#### [Exercise instructions]
Reproduce each of the records below verbatim, line for line, but leave out the pictures.

#### [Records provided]
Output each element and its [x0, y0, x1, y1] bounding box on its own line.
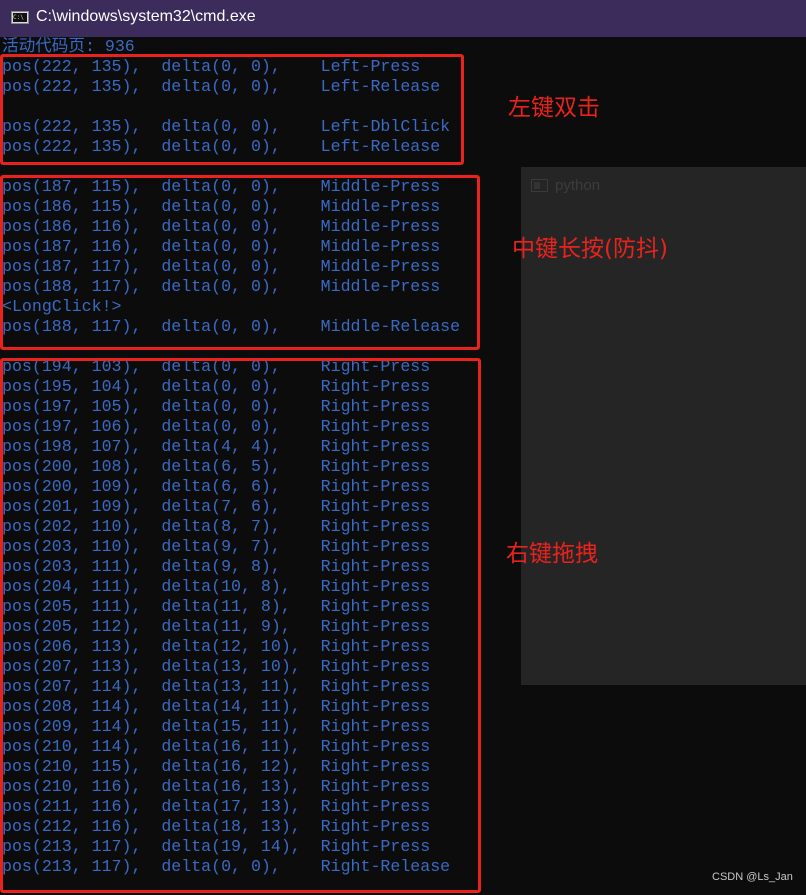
- middle-long-press-label: 中键长按(防抖): [512, 236, 668, 262]
- left-click-highlight-box: [0, 54, 464, 165]
- title-bar[interactable]: C:\windows\system32\cmd.exe: [0, 0, 806, 37]
- right-drag-label: 右键拖拽: [506, 541, 598, 567]
- left-double-click-label: 左键双击: [508, 95, 600, 121]
- watermark: CSDN @Ls_Jan: [712, 871, 793, 883]
- right-drag-highlight-box: [0, 358, 481, 893]
- middle-click-highlight-box: [0, 175, 480, 350]
- cmd-icon: [11, 11, 29, 24]
- python-window-title: python: [555, 177, 601, 194]
- window-icon: [531, 179, 548, 192]
- window-title: C:\windows\system32\cmd.exe: [36, 8, 256, 25]
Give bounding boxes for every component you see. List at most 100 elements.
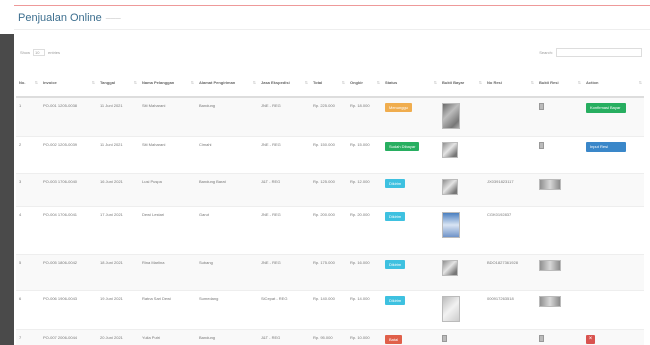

#### [Answer to the task]
Output each element and its [x0, y0, x1, y1] bounding box on its own line.
- middle-long-press-label: 中键长按(防抖): [512, 236, 668, 262]
- left-click-highlight-box: [0, 54, 464, 165]
- title-bar[interactable]: C:\windows\system32\cmd.exe: [0, 0, 806, 37]
- right-drag-label: 右键拖拽: [506, 541, 598, 567]
- left-double-click-label: 左键双击: [508, 95, 600, 121]
- watermark: CSDN @Ls_Jan: [712, 871, 793, 883]
- right-drag-highlight-box: [0, 358, 481, 893]
- middle-click-highlight-box: [0, 175, 480, 350]
- cmd-icon: [11, 11, 29, 24]
- python-window-title: python: [555, 177, 601, 194]
- window-icon: [531, 179, 548, 192]
- window-title: C:\windows\system32\cmd.exe: [36, 8, 256, 25]
Give bounding boxes for every component you see. List at most 100 elements.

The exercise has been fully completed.